6. I used to fantasize about sex. Now, I spend my time day dreaming about a nice, long nap.
I don't like to tag, but if you want to grab this one and give it a shot, let me know and I'll give you the linky luuuuurve.
Speaking of which, Poopie over at Poop Happens did the photo meme from the other day, so pop over and check out the view from her front door.
~*~
This weekend is the big hiker festival in Frog Pond Holler so there'll be lots of stinky, hippy types, some music and most importantly, the guy from Thai Kitchen will have his booth set up in the middle of town. The Amazon loves her some Thai food. In honor of said fest, I'm working on a t-shirt design for hikers. The inspiration didn't hit soon enough for me to get it ready before this weekend, but what the hay, it'll be done by next year. Anywho, the hiker traffic flows through here until well into the fall, so there will be plenty of opportunities to sell my wares.
I think that gets us pretty much caught up for now. I'm gonna go do some actual work for a change. Ya'll do the same.
I'll catch ya later, Taters!

13 comments:

Me said...

So... that would be why you never comment? And here I figured you only read my blog about once every 6 months. *snicker*

Mahala said...

Document layout detection data:
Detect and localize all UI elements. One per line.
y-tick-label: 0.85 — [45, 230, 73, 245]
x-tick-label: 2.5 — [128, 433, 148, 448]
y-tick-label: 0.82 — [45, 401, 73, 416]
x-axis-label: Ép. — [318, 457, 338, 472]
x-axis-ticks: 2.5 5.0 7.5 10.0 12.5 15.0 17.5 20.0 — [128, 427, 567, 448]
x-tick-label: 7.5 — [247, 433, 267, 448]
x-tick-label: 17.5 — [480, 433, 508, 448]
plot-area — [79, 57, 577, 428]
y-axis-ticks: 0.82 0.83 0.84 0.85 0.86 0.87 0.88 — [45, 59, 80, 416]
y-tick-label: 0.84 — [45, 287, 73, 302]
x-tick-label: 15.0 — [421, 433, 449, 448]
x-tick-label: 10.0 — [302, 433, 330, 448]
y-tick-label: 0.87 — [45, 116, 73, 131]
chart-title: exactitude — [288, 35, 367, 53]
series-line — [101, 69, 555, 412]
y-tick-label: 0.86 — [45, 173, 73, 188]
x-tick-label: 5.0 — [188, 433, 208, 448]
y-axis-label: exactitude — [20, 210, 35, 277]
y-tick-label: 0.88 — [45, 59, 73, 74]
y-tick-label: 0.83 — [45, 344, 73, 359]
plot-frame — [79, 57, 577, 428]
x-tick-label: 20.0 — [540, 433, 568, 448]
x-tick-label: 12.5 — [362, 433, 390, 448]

**ASSIGNMENT**:
Answer these questions about the blog post:
(a) What does the writer now spend time daydreaming about?
(b) Who will have a booth set up in the middle of town during the hiker festival?
(c) How many comments does the post show?
This listing is separate material and has no connection to the blog post.

**WORKED SOLUTION**:
(a) A nice, long nap.
(b) The guy from Thai Kitchen.
(c) 13.